■ **PROMPT**
Send back all the data below, exactly as given.

■ **Items from a data source**
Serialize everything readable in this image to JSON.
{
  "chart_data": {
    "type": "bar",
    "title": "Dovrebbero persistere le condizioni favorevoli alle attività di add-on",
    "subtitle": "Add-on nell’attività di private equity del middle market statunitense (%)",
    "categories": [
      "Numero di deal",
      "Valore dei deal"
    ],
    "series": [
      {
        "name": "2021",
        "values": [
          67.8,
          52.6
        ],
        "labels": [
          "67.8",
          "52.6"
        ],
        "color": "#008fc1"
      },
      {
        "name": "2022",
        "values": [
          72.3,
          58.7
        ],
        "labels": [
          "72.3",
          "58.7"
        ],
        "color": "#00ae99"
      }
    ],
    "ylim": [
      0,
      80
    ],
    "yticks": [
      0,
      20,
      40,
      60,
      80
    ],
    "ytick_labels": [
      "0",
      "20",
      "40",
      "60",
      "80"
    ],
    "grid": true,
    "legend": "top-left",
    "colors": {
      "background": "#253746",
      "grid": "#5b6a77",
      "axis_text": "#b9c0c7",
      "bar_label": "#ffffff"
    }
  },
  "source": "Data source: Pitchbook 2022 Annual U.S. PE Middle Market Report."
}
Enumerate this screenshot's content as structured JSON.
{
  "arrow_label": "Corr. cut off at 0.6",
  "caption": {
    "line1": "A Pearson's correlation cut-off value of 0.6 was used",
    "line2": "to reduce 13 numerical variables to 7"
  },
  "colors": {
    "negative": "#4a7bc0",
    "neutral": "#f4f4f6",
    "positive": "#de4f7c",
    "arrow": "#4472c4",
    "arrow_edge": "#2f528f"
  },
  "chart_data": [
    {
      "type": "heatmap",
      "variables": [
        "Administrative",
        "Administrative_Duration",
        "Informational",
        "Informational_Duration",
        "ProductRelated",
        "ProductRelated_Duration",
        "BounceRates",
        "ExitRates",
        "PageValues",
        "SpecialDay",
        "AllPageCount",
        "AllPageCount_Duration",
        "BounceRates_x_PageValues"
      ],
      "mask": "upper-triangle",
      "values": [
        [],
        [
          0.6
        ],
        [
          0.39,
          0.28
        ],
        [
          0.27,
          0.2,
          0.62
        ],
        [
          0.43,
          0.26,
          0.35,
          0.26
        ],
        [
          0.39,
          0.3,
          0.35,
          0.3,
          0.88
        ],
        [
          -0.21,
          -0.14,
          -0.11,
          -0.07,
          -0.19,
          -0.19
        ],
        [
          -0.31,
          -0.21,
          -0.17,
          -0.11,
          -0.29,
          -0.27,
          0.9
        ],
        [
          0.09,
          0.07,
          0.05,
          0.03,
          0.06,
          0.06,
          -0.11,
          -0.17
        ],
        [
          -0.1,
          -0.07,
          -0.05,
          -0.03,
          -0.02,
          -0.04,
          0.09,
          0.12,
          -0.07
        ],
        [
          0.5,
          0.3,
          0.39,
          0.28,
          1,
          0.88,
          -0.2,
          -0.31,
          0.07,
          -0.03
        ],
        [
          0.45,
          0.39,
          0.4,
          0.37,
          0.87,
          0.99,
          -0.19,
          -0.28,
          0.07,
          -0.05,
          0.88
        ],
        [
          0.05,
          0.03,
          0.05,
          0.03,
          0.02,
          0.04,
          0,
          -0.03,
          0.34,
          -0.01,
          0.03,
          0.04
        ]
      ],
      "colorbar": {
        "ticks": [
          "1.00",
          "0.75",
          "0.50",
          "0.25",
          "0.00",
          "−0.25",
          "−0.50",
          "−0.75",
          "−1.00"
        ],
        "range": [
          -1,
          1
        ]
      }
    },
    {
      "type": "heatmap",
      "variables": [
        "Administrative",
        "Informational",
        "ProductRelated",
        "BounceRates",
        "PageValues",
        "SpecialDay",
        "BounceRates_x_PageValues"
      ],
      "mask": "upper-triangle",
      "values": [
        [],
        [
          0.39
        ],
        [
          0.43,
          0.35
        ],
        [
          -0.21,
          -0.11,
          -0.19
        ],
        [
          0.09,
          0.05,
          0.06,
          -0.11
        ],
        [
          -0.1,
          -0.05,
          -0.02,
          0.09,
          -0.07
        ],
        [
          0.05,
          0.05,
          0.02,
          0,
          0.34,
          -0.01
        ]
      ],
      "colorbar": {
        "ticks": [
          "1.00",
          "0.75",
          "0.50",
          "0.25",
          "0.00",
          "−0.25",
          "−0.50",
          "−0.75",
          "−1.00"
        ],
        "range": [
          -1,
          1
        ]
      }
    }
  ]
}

■ **RESULT FOR THIS TASK**
Serialize everything readable in this image to JSON.
{
  "chart_data": {
    "type": "bar",
    "title": "Dovrebbero persistere le condizioni favorevoli alle attività di add-on",
    "subtitle": "Add-on nell’attività di private equity del middle market statunitense (%)",
    "categories": [
      "Numero di deal",
      "Valore dei deal"
    ],
    "series": [
      {
        "name": "2021",
        "values": [
          67.8,
          52.6
        ],
        "labels": [
          "67.8",
          "52.6"
        ],
        "color": "#008fc1"
      },
      {
        "name": "2022",
        "values": [
          72.3,
          58.7
        ],
        "labels": [
          "72.3",
          "58.7"
        ],
        "color": "#00ae99"
      }
    ],
    "ylim": [
      0,
      80
    ],
    "yticks": [
      0,
      20,
      40,
      60,
      80
    ],
    "ytick_labels": [
      "0",
      "20",
      "40",
      "60",
      "80"
    ],
    "grid": true,
    "legend": "top-left",
    "colors": {
      "background": "#253746",
      "grid": "#5b6a77",
      "axis_text": "#b9c0c7",
      "bar_label": "#ffffff"
    }
  },
  "source": "Data source: Pitchbook 2022 Annual U.S. PE Middle Market Report."
}
Enumerate this screenshot's content as structured JSON.
{
  "arrow_label": "Corr. cut off at 0.6",
  "caption": {
    "line1": "A Pearson's correlation cut-off value of 0.6 was used",
    "line2": "to reduce 13 numerical variables to 7"
  },
  "colors": {
    "negative": "#4a7bc0",
    "neutral": "#f4f4f6",
    "positive": "#de4f7c",
    "arrow": "#4472c4",
    "arrow_edge": "#2f528f"
  },
  "chart_data": [
    {
      "type": "heatmap",
      "variables": [
        "Administrative",
        "Administrative_Duration",
        "Informational",
        "Informational_Duration",
        "ProductRelated",
        "ProductRelated_Duration",
        "BounceRates",
        "ExitRates",
        "PageValues",
        "SpecialDay",
        "AllPageCount",
        "AllPageCount_Duration",
        "BounceRates_x_PageValues"
      ],
      "mask": "upper-triangle",
      "values": [
        [],
        [
          0.6
        ],
        [
          0.39,
          0.28
        ],
        [
          0.27,
          0.2,
          0.62
        ],
        [
          0.43,
          0.26,
          0.35,
          0.26
        ],
        [
          0.39,
          0.3,
          0.35,
          0.3,
          0.88
        ],
        [
          -0.21,
          -0.14,
          -0.11,
          -0.07,
          -0.19,
          -0.19
        ],
        [
          -0.31,
          -0.21,
          -0.17,
          -0.11,
          -0.29,
          -0.27,
          0.9
        ],
        [
          0.09,
          0.07,
          0.05,
          0.03,
          0.06,
          0.06,
          -0.11,
          -0.17
        ],
        [
          -0.1,
          -0.07,
          -0.05,
          -0.03,
          -0.02,
          -0.04,
          0.09,
          0.12,
          -0.07
        ],
        [
          0.5,
          0.3,
          0.39,
          0.28,
          1,
          0.88,
          -0.2,
          -0.31,
          0.07,
          -0.03
        ],
        [
          0.45,
          0.39,
          0.4,
          0.37,
          0.87,
          0.99,
          -0.19,
          -0.28,
          0.07,
          -0.05,
          0.88
        ],
        [
          0.05,
          0.03,
          0.05,
          0.03,
          0.02,
          0.04,
          0,
          -0.03,
          0.34,
          -0.01,
          0.03,
          0.04
        ]
      ],
      "colorbar": {
        "ticks": [
          "1.00",
          "0.75",
          "0.50",
          "0.25",
          "0.00",
          "−0.25",
          "−0.50",
          "−0.75",
          "−1.00"
        ],
        "range": [
          -1,
          1
        ]
      }
    },
    {
      "type": "heatmap",
      "variables": [
        "Administrative",
        "Informational",
        "ProductRelated",
        "BounceRates",
        "PageValues",
        "SpecialDay",
        "BounceRates_x_PageValues"
      ],
      "mask": "upper-triangle",
      "values": [
        [],
        [
          0.39
        ],
        [
          0.43,
          0.35
        ],
        [
          -0.21,
          -0.11,
          -0.19
        ],
        [
          0.09,
          0.05,
          0.06,
          -0.11
        ],
        [
          -0.1,
          -0.05,
          -0.02,
          0.09,
          -0.07
        ],
        [
          0.05,
          0.05,
          0.02,
          0,
          0.34,
          -0.01
        ]
      ],
      "colorbar": {
        "ticks": [
          "1.00",
          "0.75",
          "0.50",
          "0.25",
          "0.00",
          "−0.25",
          "−0.50",
          "−0.75",
          "−1.00"
        ],
        "range": [
          -1,
          1
        ]
      }
    }
  ]
}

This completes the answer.